## GIVEN ENTRIES

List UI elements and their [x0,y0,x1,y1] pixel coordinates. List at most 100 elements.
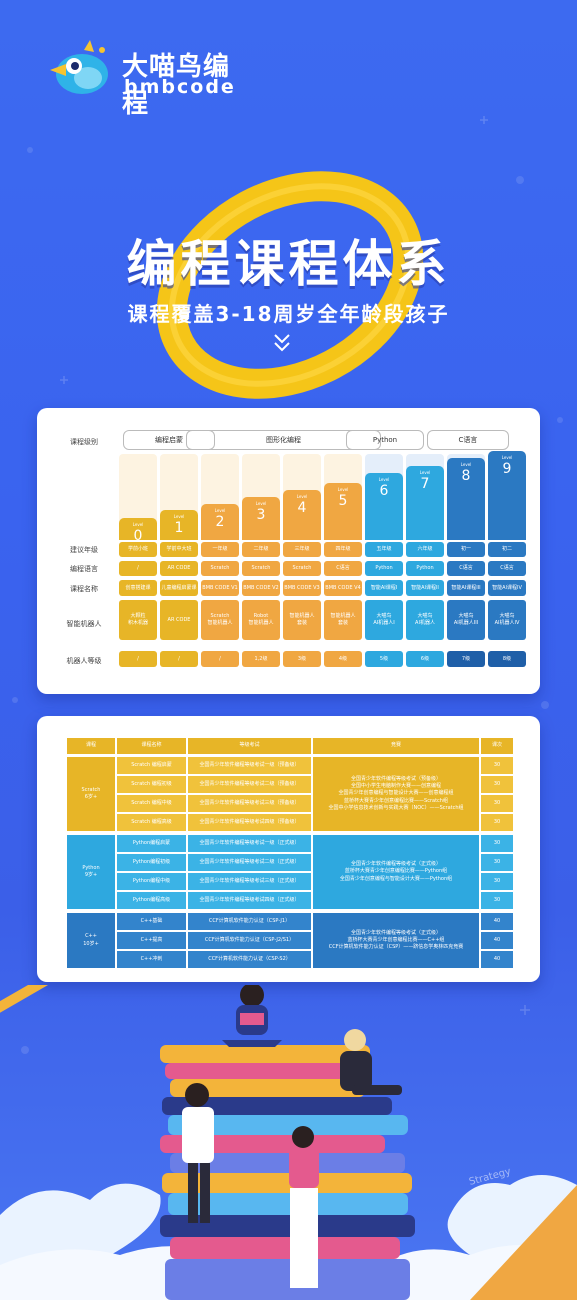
table-header-cell: 等级考试 [188,738,311,754]
level-column-1: Level 1 学前中大班 AR CODE 儿童编程启蒙课 AR CODE / [160,408,198,678]
level-cell-course: 智能AI课程IV [488,580,526,596]
level-cell-grade: 学前中大班 [160,542,198,557]
level-column-2: Level 2 一年级 Scratch BMB CODE V1 Scratch 智能机器人… [201,408,239,678]
level-caption: Level [460,462,472,467]
level-caption: Level [419,470,431,475]
sessions-cell: 30 [481,757,513,774]
level-column-7: Level 7 六年级 Python 智能AI课程II 大喵鸟 AI机器人 6级 [406,408,444,678]
level-number: 3 [256,507,266,523]
level-caption: Level [337,487,349,492]
sessions-cell: 30 [481,873,513,890]
track-cell: Scratch 6岁+ [67,757,115,831]
brand-name-cn: 大喵鸟编程 [122,52,231,119]
level-cell-robot: 大喵鸟 AI机器人I [365,600,403,640]
level-cell-course: BMB CODE V1 [201,580,239,596]
level-cell-robot: 大颗粒 积木机器 [119,600,157,640]
level-cell-grade: 二年级 [242,542,280,557]
row-label-grade: 建议年级 [70,546,98,554]
table-header-cell: 竞赛 [313,738,479,754]
level-caption: Level [214,508,226,513]
course-name-cell: Scratch 编程中级 [117,795,186,812]
level-number: 6 [379,483,389,499]
level-cell-robot: Robot 智能机器人 [242,600,280,640]
exam-cell: 全国青少年软件编程等级考试三级（预备级） [188,795,311,812]
course-name-cell: Scratch 编程高级 [117,814,186,831]
level-column-6: Level 6 五年级 Python 智能AI课程I 大喵鸟 AI机器人I 5级 [365,408,403,678]
level-bar[interactable]: Level 4 [283,490,321,540]
track-cell: Python 9岁+ [67,835,115,909]
level-bar[interactable]: Level 6 [365,473,403,540]
course-table-card: 课程 课程名称 等级考试 竞赛 课次 Scratch 6岁+ Scratch 编程启蒙 全国青… [37,716,540,982]
level-cell-robot-level: 8级 [488,651,526,667]
course-name-cell: Python编程高级 [117,892,186,909]
level-number: 0 [133,528,143,544]
course-name-cell: Scratch 编程启蒙 [117,757,186,774]
brand-logo[interactable]: 大喵鸟编程 bmbcode [44,40,254,119]
exam-cell: 全国青少年软件编程等级考试三级（正式级） [188,873,311,890]
page-subtitle: 课程覆盖3-18周岁全年龄段孩子 [127,302,450,326]
table-header-cell: 课程 [67,738,115,754]
row-label-language: 编程语言 [70,565,98,573]
course-name-cell: Scratch 编程初级 [117,776,186,793]
row-label-course: 课程名称 [70,585,98,593]
level-bar[interactable]: Level 1 [160,510,198,540]
course-name-cell: C++冲刺 [117,951,186,968]
level-cell-lang: Python [406,561,444,576]
level-number: 4 [297,500,307,516]
sessions-cell: 30 [481,892,513,909]
level-cell-robot-level: / [160,651,198,667]
level-cell-course: 创意搭建课 [119,580,157,596]
level-number: 5 [338,493,348,509]
level-cell-robot-level: / [201,651,239,667]
level-cell-grade: 初二 [488,542,526,557]
group-enlightenment: 编程启蒙 [123,430,215,450]
level-bar[interactable]: Level 2 [201,504,239,540]
exam-cell: 全国青少年软件编程等级考试四级（预备级） [188,814,311,831]
level-cell-course: 儿童编程启蒙课 [160,580,198,596]
row-label-robot-level: 机器人等级 [66,657,102,665]
level-bar[interactable]: Level 0 [119,518,157,544]
level-caption: Level [378,477,390,482]
sessions-cell: 40 [481,951,513,968]
track-cell: C++ 10岁+ [67,913,115,968]
level-cell-robot: 大喵鸟 AI机器人IV [488,600,526,640]
level-cell-lang: Python [365,561,403,576]
level-number: 8 [461,468,471,484]
level-bar[interactable]: Level 7 [406,466,444,540]
course-name-cell: Python编程启蒙 [117,835,186,852]
level-number: 2 [215,514,225,530]
level-caption: Level [255,501,267,506]
course-system-card: 课程级别 建议年级 编程语言 课程名称 智能机器人 机器人等级 编程启蒙 图形化… [37,408,540,694]
level-cell-lang: / [119,561,157,576]
sessions-cell: 30 [481,776,513,793]
level-cell-robot-level: 6级 [406,651,444,667]
exam-cell: 全国青少年软件编程等级考试一级（预备级） [188,757,311,774]
level-cell-course: 智能AI课程II [406,580,444,596]
level-cell-robot-level: / [119,651,157,667]
level-cell-robot: 大喵鸟 AI机器人 [406,600,444,640]
level-cell-lang: C语言 [488,561,526,576]
level-cell-course: BMB CODE V2 [242,580,280,596]
competition-cell: 全国青少年软件编程等级考试（正式级） 蓝桥杯大赛青少年创意编程比赛——Pytho… [313,835,479,909]
group-python: Python [346,430,424,450]
level-cell-lang: AR CODE [160,561,198,576]
level-cell-robot-level: 5级 [365,651,403,667]
sessions-cell: 30 [481,814,513,831]
level-bar[interactable]: Level 3 [242,497,280,540]
course-name-cell: Python编程初级 [117,854,186,871]
sessions-cell: 40 [481,932,513,949]
table-header-cell: 课次 [481,738,513,754]
level-bar[interactable]: Level 5 [324,483,362,540]
level-cell-robot: AR CODE [160,600,198,640]
chevron-down-icon [272,332,292,359]
level-bar[interactable]: Level 9 [488,451,526,540]
table-header-cell: 课程名称 [117,738,186,754]
level-cell-robot: 大喵鸟 AI机器人III [447,600,485,640]
level-column-3: Level 3 二年级 Scratch BMB CODE V2 Robot 智能机器人 1,… [242,408,280,678]
exam-cell: 全国青少年软件编程等级考试一级（正式级） [188,835,311,852]
level-bar[interactable]: Level 8 [447,458,485,540]
level-cell-grade: 四年级 [324,542,362,557]
level-cell-course: BMB CODE V4 [324,580,362,596]
level-cell-robot: 智能机器人 套装 [283,600,321,640]
page-title: 编程课程体系 [126,235,451,293]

## WORK TO BE COMPLETED
Present the lines above, from the one containing "table-header-cell: 等级考试 [188,738,311,754]" through the one containing "table-header-cell: 竞赛 [313,738,479,754]", as a numbered list, omitting any blank lines.

## RESPONSE FOR THIS EXERCISE
1. table-header-cell: 等级考试 [188,738,311,754]
2. level-column-1: Level 1 学前中大班 AR CODE 儿童编程启蒙课 AR CODE / [160,408,198,678]
3. level-cell-course: 智能AI课程IV [488,580,526,596]
4. level-cell-grade: 学前中大班 [160,542,198,557]
5. level-column-2: Level 2 一年级 Scratch BMB CODE V1 Scratch 智能机器人… [201,408,239,678]
6. level-caption: Level [460,462,472,467]
7. level-caption: Level [419,470,431,475]
8. sessions-cell: 30 [481,757,513,774]
9. level-column-7: Level 7 六年级 Python 智能AI课程II 大喵鸟 AI机器人 6级 [406,408,444,678]
10. level-number: 3 [256,507,266,523]
11. level-caption: Level [337,487,349,492]
12. sessions-cell: 30 [481,873,513,890]
13. track-cell: Scratch 6岁+ [67,757,115,831]
14. brand-name-cn: 大喵鸟编程 [122,52,231,119]
15. level-cell-robot: 大喵鸟 AI机器人I [365,600,403,640]
16. level-cell-course: BMB CODE V1 [201,580,239,596]
17. level-cell-robot: 大颗粒 积木机器 [119,600,157,640]
18. level-cell-grade: 二年级 [242,542,280,557]
19. row-label-grade: 建议年级 [70,546,98,554]
20. table-header-cell: 竞赛 [313,738,479,754]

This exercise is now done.